══ Information supplied

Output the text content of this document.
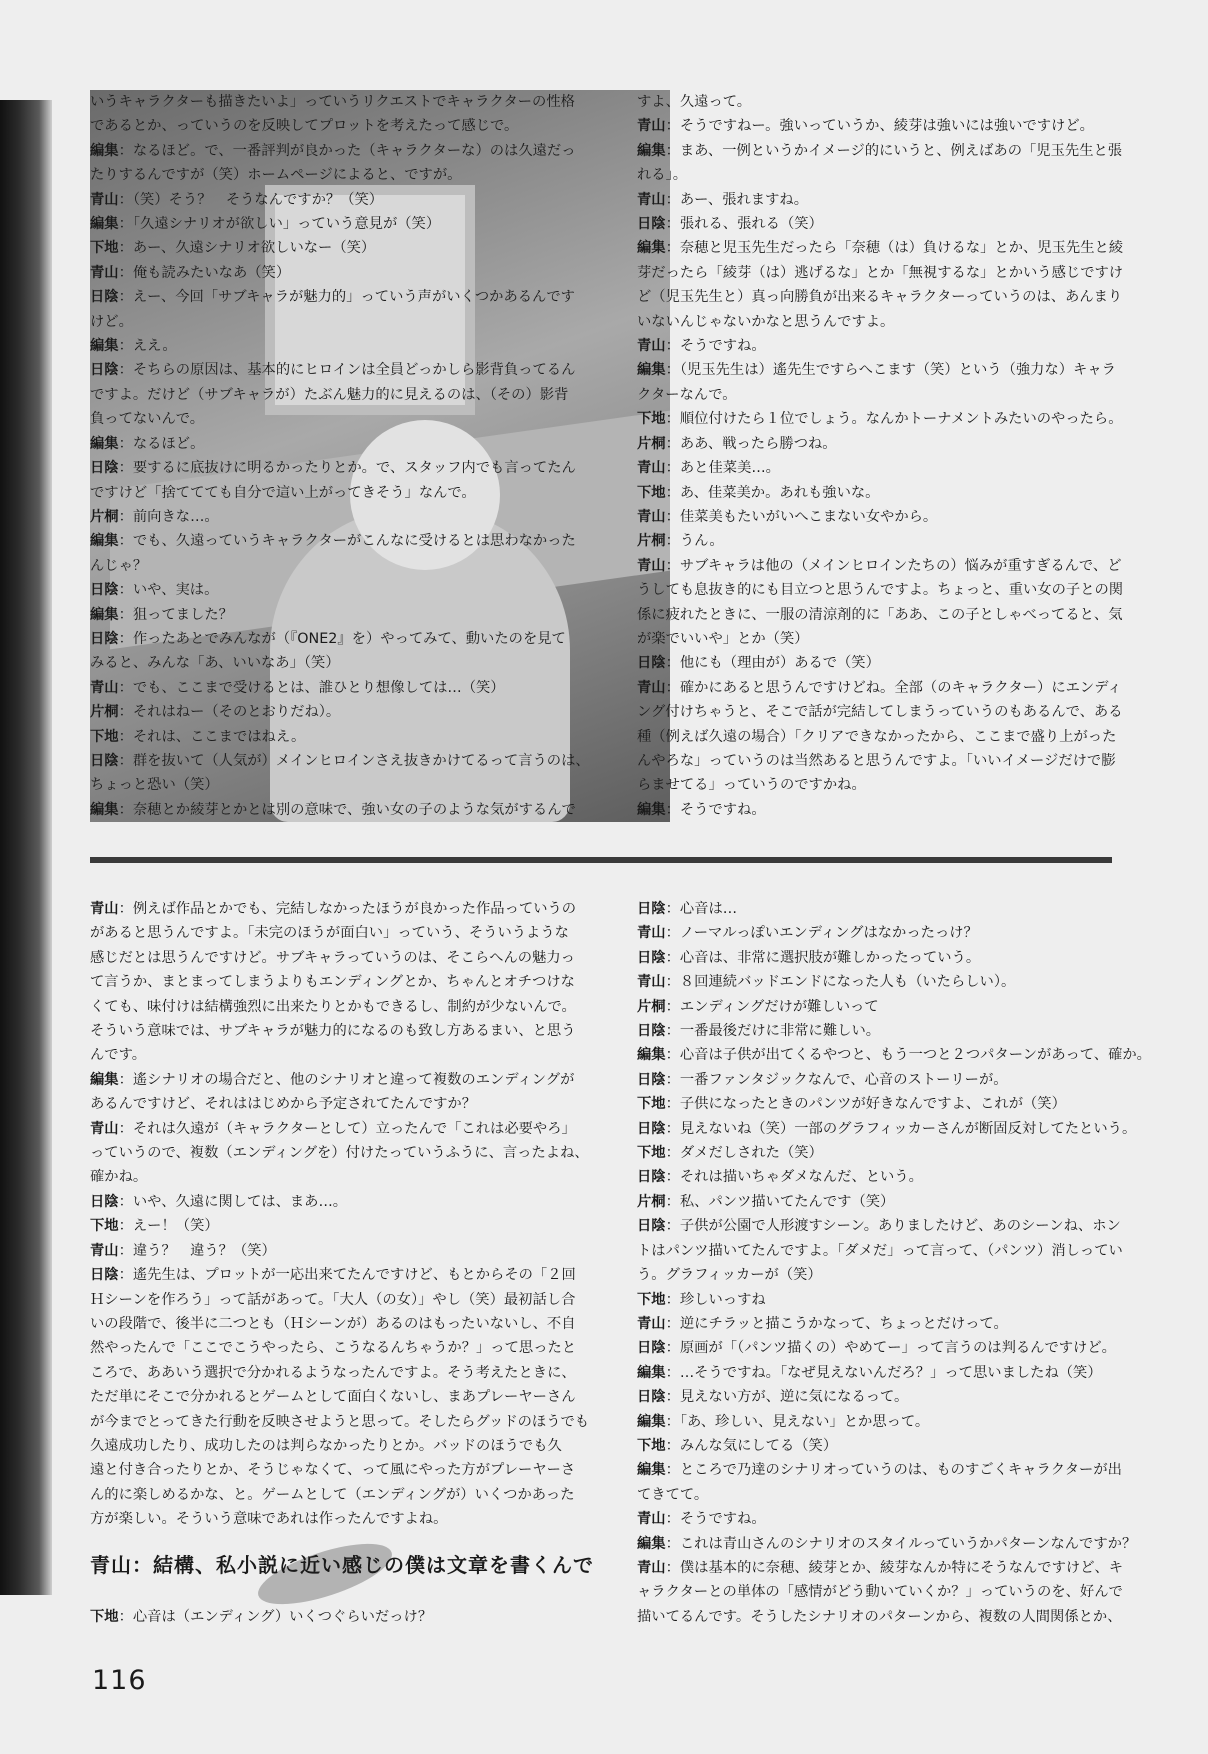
いうキャラクターも描きたいよ」っていうリクエストでキャラクターの性格

であるとか、っていうのを反映してプロットを考えたって感じで。

編集：なるほど。で、一番評判が良かった（キャラクターな）のは久遠だっ

たりするんですが（笑）ホームページによると、ですが。

青山：（笑）そう？　そうなんですか？（笑）

編集：「久遠シナリオが欲しい」っていう意見が（笑）

下地：あー、久遠シナリオ欲しいなー（笑）

青山：俺も読みたいなあ（笑）

日陰：えー、今回「サブキャラが魅力的」っていう声がいくつかあるんです

けど。

編集：ええ。

日陰：そちらの原因は、基本的にヒロインは全員どっかしら影背負ってるん

ですよ。だけど（サブキャラが）たぶん魅力的に見えるのは、（その）影背

負ってないんで。

編集：なるほど。

日陰：要するに底抜けに明るかったりとか。で、スタッフ内でも言ってたん

ですけど「捨ててても自分で這い上がってきそう」なんで。

片桐：前向きな…。

編集：でも、久遠っていうキャラクターがこんなに受けるとは思わなかった

んじゃ？

日陰：いや、実は。

編集：狙ってました？

日陰：作ったあとでみんなが（『ONE2』を）やってみて、動いたのを見て

みると、みんな「あ、いいなあ」（笑）

青山：でも、ここまで受けるとは、誰ひとり想像しては…（笑）

片桐：それはねー（そのとおりだね）。

下地：それは、ここまではねえ。

日陰：群を抜いて（人気が）メインヒロインさえ抜きかけてるって言うのは、

ちょっと恐い（笑）

編集：奈穂とか綾芽とかとは別の意味で、強い女の子のような気がするんで

すよ、久遠って。

青山：そうですねー。強いっていうか、綾芽は強いには強いですけど。

編集：まあ、一例というかイメージ的にいうと、例えばあの「児玉先生と張

れる」。

青山：あー、張れますね。

日陰：張れる、張れる（笑）

編集：奈穂と児玉先生だったら「奈穂（は）負けるな」とか、児玉先生と綾

芽だったら「綾芽（は）逃げるな」とか「無視するな」とかいう感じですけ

ど（児玉先生と）真っ向勝負が出来るキャラクターっていうのは、あんまり

いないんじゃないかなと思うんですよ。

青山：そうですね。

編集：（児玉先生は）遙先生ですらへこます（笑）という（強力な）キャラ

クターなんで。

下地：順位付けたら１位でしょう。なんかトーナメントみたいのやったら。

片桐：ああ、戦ったら勝つね。

青山：あと佳菜美…。

下地：あ、佳菜美か。あれも強いな。

青山：佳菜美もたいがいへこまない女やから。

片桐：うん。

青山：サブキャラは他の（メインヒロインたちの）悩みが重すぎるんで、ど

うしても息抜き的にも目立つと思うんですよ。ちょっと、重い女の子との関

係に疲れたときに、一服の清涼剤的に「ああ、この子としゃべってると、気

が楽でいいや」とか（笑）

日陰：他にも（理由が）あるで（笑）

青山：確かにあると思うんですけどね。全部（のキャラクター）にエンディ

ング付けちゃうと、そこで話が完結してしまうっていうのもあるんで、ある

種（例えば久遠の場合）「クリアできなかったから、ここまで盛り上がった

んやろな」っていうのは当然あると思うんですよ。「いいイメージだけで膨

らませてる」っていうのですかね。

編集：そうですね。

青山：例えば作品とかでも、完結しなかったほうが良かった作品っていうの

があると思うんですよ。「未完のほうが面白い」っていう、そういうような

感じだとは思うんですけど。サブキャラっていうのは、そこらへんの魅力っ

て言うか、まとまってしまうよりもエンディングとか、ちゃんとオチつけな

くても、味付けは結構強烈に出来たりとかもできるし、制約が少ないんで。

そういう意味では、サブキャラが魅力的になるのも致し方あるまい、と思う

んです。

編集：遙シナリオの場合だと、他のシナリオと違って複数のエンディングが

あるんですけど、それははじめから予定されてたんですか？

青山：それは久遠が（キャラクターとして）立ったんで「これは必要やろ」

っていうので、複数（エンディングを）付けたっていうふうに、言ったよね、

確かね。

日陰：いや、久遠に関しては、まあ…。

下地：えー！（笑）

青山：違う？　違う？（笑）

日陰：遙先生は、プロットが一応出来てたんですけど、もとからその「２回

Ｈシーンを作ろう」って話があって。「大人（の女）」やし（笑）最初話し合

いの段階で、後半に二つとも（Ｈシーンが）あるのはもったいないし、不自

然やったんで「ここでこうやったら、こうなるんちゃうか？」って思ったと

ころで、ああいう選択で分かれるようなったんですよ。そう考えたときに、

ただ単にそこで分かれるとゲームとして面白くないし、まあプレーヤーさん

が今までとってきた行動を反映させようと思って。そしたらグッドのほうでも

久遠成功したり、成功したのは判らなかったりとか。バッドのほうでも久

遠と付き合ったりとか、そうじゃなくて、って風にやった方がプレーヤーさ

ん的に楽しめるかな、と。ゲームとして（エンディングが）いくつかあった

方が楽しい。そういう意味であれは作ったんですよね。

日陰：心音は…

青山：ノーマルっぽいエンディングはなかったっけ？

日陰：心音は、非常に選択肢が難しかったっていう。

青山：８回連続バッドエンドになった人も（いたらしい）。

片桐：エンディングだけが難しいって

日陰：一番最後だけに非常に難しい。

編集：心音は子供が出てくるやつと、もう一つと２つパターンがあって、確か。

日陰：一番ファンタジックなんで、心音のストーリーが。

下地：子供になったときのパンツが好きなんですよ、これが（笑）

日陰：見えないね（笑）一部のグラフィッカーさんが断固反対してたという。

下地：ダメだしされた（笑）

日陰：それは描いちゃダメなんだ、という。

片桐：私、パンツ描いてたんです（笑）

日陰：子供が公園で人形渡すシーン。ありましたけど、あのシーンね、ホン

トはパンツ描いてたんですよ。「ダメだ」って言って、（パンツ）消しってい

う。グラフィッカーが（笑）

下地：珍しいっすね

青山：逆にチラッと描こうかなって、ちょっとだけって。

日陰：原画が「（パンツ描くの）やめてー」って言うのは判るんですけど。

編集：…そうですね。「なぜ見えないんだろ？」って思いましたね（笑）

日陰：見えない方が、逆に気になるって。

編集：「あ、珍しい、見えない」とか思って。

下地：みんな気にしてる（笑）

編集：ところで乃達のシナリオっていうのは、ものすごくキャラクターが出

てきてて。

青山：そうですね。

編集：これは青山さんのシナリオのスタイルっていうかパターンなんですか？

青山：僕は基本的に奈穂、綾芽とか、綾芽なんか特にそうなんですけど、キ

ャラクターとの単体の「感情がどう動いていくか？」っていうのを、好んで

描いてるんです。そうしたシナリオのパターンから、複数の人間関係とか、

青山：結構、私小説に近い感じの僕は文章を書くんで

下地：心音は（エンディング）いくつぐらいだっけ？

116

════

◆ **What is expected**
Using the listing above, list every line in which the string "なるほど" occurs.

◆ **Final answer**
編集：なるほど。で、一番評判が良かった（キャラクターな）のは久遠だっ
編集：なるほど。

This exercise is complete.